Provided data

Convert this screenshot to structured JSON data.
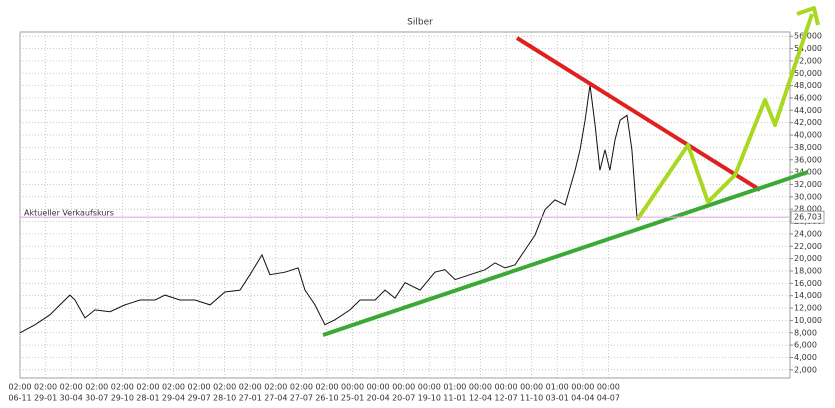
{
  "chart_data": {
    "type": "line",
    "title": "Silber",
    "categories": [
      "06-11",
      "29-01",
      "30-04",
      "30-07",
      "29-10",
      "28-01",
      "29-04",
      "29-07",
      "28-10",
      "27-01",
      "27-04",
      "27-07",
      "26-10",
      "25-01",
      "20-04",
      "20-07",
      "19-10",
      "11-01",
      "12-04",
      "12-07",
      "11-10",
      "03-01",
      "04-04",
      "04-07"
    ],
    "category_times": [
      "02:00",
      "02:00",
      "02:00",
      "02:00",
      "02:00",
      "02:00",
      "02:00",
      "02:00",
      "02:00",
      "02:00",
      "02:00",
      "02:00",
      "02:00",
      "00:00",
      "00:00",
      "00:00",
      "00:00",
      "01:00",
      "00:00",
      "00:00",
      "00:00",
      "01:00",
      "00:00",
      "00:00"
    ],
    "x": [
      0,
      0.59,
      1.17,
      1.56,
      1.95,
      2.15,
      2.54,
      2.93,
      3.52,
      4.1,
      4.69,
      5.28,
      5.67,
      6.25,
      6.84,
      7.43,
      8.01,
      8.6,
      8.99,
      9.46,
      9.77,
      10.36,
      10.87,
      11.14,
      11.53,
      11.92,
      12.31,
      12.9,
      13.29,
      13.88,
      14.27,
      14.66,
      15.05,
      15.64,
      16.22,
      16.61,
      17.01,
      17.59,
      18.18,
      18.57,
      18.96,
      19.35,
      19.74,
      20.13,
      20.52,
      20.91,
      21.31,
      21.7,
      21.89,
      22.09,
      22.28,
      22.48,
      22.67,
      22.87,
      23.06,
      23.26,
      23.46,
      23.73,
      23.92,
      24.12
    ],
    "series": [
      {
        "color": "#111111",
        "values": [
          8000,
          9300,
          10900,
          12500,
          14100,
          13300,
          10400,
          11700,
          11400,
          12500,
          13300,
          13300,
          14100,
          13300,
          13300,
          12500,
          14600,
          14900,
          17400,
          20600,
          17400,
          17800,
          18500,
          14900,
          12500,
          9300,
          10100,
          11700,
          13300,
          13300,
          14900,
          13600,
          16100,
          14900,
          17800,
          18200,
          16600,
          17400,
          18200,
          19300,
          18500,
          19000,
          21400,
          23800,
          27900,
          29500,
          28700,
          34300,
          37600,
          42400,
          48100,
          41600,
          34300,
          37600,
          34300,
          39200,
          42400,
          43200,
          37600,
          26600
        ]
      }
    ],
    "xlim": [
      0,
      30.1
    ],
    "ylim": [
      1000,
      57000
    ],
    "yticks": [
      {
        "value": 2000,
        "label": "2,000"
      },
      {
        "value": 4000,
        "label": "4,000"
      },
      {
        "value": 6000,
        "label": "6,000"
      },
      {
        "value": 8000,
        "label": "8,000"
      },
      {
        "value": 10000,
        "label": "10,000"
      },
      {
        "value": 12000,
        "label": "12,000"
      },
      {
        "value": 14000,
        "label": "14,000"
      },
      {
        "value": 16000,
        "label": "16,000"
      },
      {
        "value": 18000,
        "label": "18,000"
      },
      {
        "value": 20000,
        "label": "20,000"
      },
      {
        "value": 22000,
        "label": "22,000"
      },
      {
        "value": 24000,
        "label": "24,000"
      },
      {
        "value": 26000,
        "label": "26,000"
      },
      {
        "value": 28000,
        "label": "28,000"
      },
      {
        "value": 30000,
        "label": "30,000"
      },
      {
        "value": 32000,
        "label": "32,000"
      },
      {
        "value": 34000,
        "label": "34,000"
      },
      {
        "value": 36000,
        "label": "36,000"
      },
      {
        "value": 38000,
        "label": "38,000"
      },
      {
        "value": 40000,
        "label": "40,000"
      },
      {
        "value": 42000,
        "label": "42,000"
      },
      {
        "value": 44000,
        "label": "44,000"
      },
      {
        "value": 46000,
        "label": "46,000"
      },
      {
        "value": 48000,
        "label": "48,000"
      },
      {
        "value": 50000,
        "label": "50,000"
      },
      {
        "value": 52000,
        "label": "52,000"
      },
      {
        "value": 54000,
        "label": "54,000"
      },
      {
        "value": 56000,
        "label": "56,000"
      }
    ],
    "grid": true,
    "current_price": {
      "name": "Aktueller Verkaufskurs",
      "value": 26703,
      "value_label": "26,703",
      "color": "#e8a8e8"
    }
  }
}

Directions
Every record above should come back exactly, but without its pictures.

The answer
Convert this screenshot to structured JSON data.
{
  "chart_data": {
    "type": "line",
    "title": "Silber",
    "categories": [
      "06-11",
      "29-01",
      "30-04",
      "30-07",
      "29-10",
      "28-01",
      "29-04",
      "29-07",
      "28-10",
      "27-01",
      "27-04",
      "27-07",
      "26-10",
      "25-01",
      "20-04",
      "20-07",
      "19-10",
      "11-01",
      "12-04",
      "12-07",
      "11-10",
      "03-01",
      "04-04",
      "04-07"
    ],
    "category_times": [
      "02:00",
      "02:00",
      "02:00",
      "02:00",
      "02:00",
      "02:00",
      "02:00",
      "02:00",
      "02:00",
      "02:00",
      "02:00",
      "02:00",
      "02:00",
      "00:00",
      "00:00",
      "00:00",
      "00:00",
      "01:00",
      "00:00",
      "00:00",
      "00:00",
      "01:00",
      "00:00",
      "00:00"
    ],
    "x": [
      0,
      0.59,
      1.17,
      1.56,
      1.95,
      2.15,
      2.54,
      2.93,
      3.52,
      4.1,
      4.69,
      5.28,
      5.67,
      6.25,
      6.84,
      7.43,
      8.01,
      8.6,
      8.99,
      9.46,
      9.77,
      10.36,
      10.87,
      11.14,
      11.53,
      11.92,
      12.31,
      12.9,
      13.29,
      13.88,
      14.27,
      14.66,
      15.05,
      15.64,
      16.22,
      16.61,
      17.01,
      17.59,
      18.18,
      18.57,
      18.96,
      19.35,
      19.74,
      20.13,
      20.52,
      20.91,
      21.31,
      21.7,
      21.89,
      22.09,
      22.28,
      22.48,
      22.67,
      22.87,
      23.06,
      23.26,
      23.46,
      23.73,
      23.92,
      24.12
    ],
    "series": [
      {
        "color": "#111111",
        "values": [
          8000,
          9300,
          10900,
          12500,
          14100,
          13300,
          10400,
          11700,
          11400,
          12500,
          13300,
          13300,
          14100,
          13300,
          13300,
          12500,
          14600,
          14900,
          17400,
          20600,
          17400,
          17800,
          18500,
          14900,
          12500,
          9300,
          10100,
          11700,
          13300,
          13300,
          14900,
          13600,
          16100,
          14900,
          17800,
          18200,
          16600,
          17400,
          18200,
          19300,
          18500,
          19000,
          21400,
          23800,
          27900,
          29500,
          28700,
          34300,
          37600,
          42400,
          48100,
          41600,
          34300,
          37600,
          34300,
          39200,
          42400,
          43200,
          37600,
          26600
        ]
      }
    ],
    "xlim": [
      0,
      30.1
    ],
    "ylim": [
      1000,
      57000
    ],
    "yticks": [
      {
        "value": 2000,
        "label": "2,000"
      },
      {
        "value": 4000,
        "label": "4,000"
      },
      {
        "value": 6000,
        "label": "6,000"
      },
      {
        "value": 8000,
        "label": "8,000"
      },
      {
        "value": 10000,
        "label": "10,000"
      },
      {
        "value": 12000,
        "label": "12,000"
      },
      {
        "value": 14000,
        "label": "14,000"
      },
      {
        "value": 16000,
        "label": "16,000"
      },
      {
        "value": 18000,
        "label": "18,000"
      },
      {
        "value": 20000,
        "label": "20,000"
      },
      {
        "value": 22000,
        "label": "22,000"
      },
      {
        "value": 24000,
        "label": "24,000"
      },
      {
        "value": 26000,
        "label": "26,000"
      },
      {
        "value": 28000,
        "label": "28,000"
      },
      {
        "value": 30000,
        "label": "30,000"
      },
      {
        "value": 32000,
        "label": "32,000"
      },
      {
        "value": 34000,
        "label": "34,000"
      },
      {
        "value": 36000,
        "label": "36,000"
      },
      {
        "value": 38000,
        "label": "38,000"
      },
      {
        "value": 40000,
        "label": "40,000"
      },
      {
        "value": 42000,
        "label": "42,000"
      },
      {
        "value": 44000,
        "label": "44,000"
      },
      {
        "value": 46000,
        "label": "46,000"
      },
      {
        "value": 48000,
        "label": "48,000"
      },
      {
        "value": 50000,
        "label": "50,000"
      },
      {
        "value": 52000,
        "label": "52,000"
      },
      {
        "value": 54000,
        "label": "54,000"
      },
      {
        "value": 56000,
        "label": "56,000"
      }
    ],
    "grid": true,
    "current_price": {
      "name": "Aktueller Verkaufskurs",
      "value": 26703,
      "value_label": "26,703",
      "color": "#e8a8e8"
    }
  }
}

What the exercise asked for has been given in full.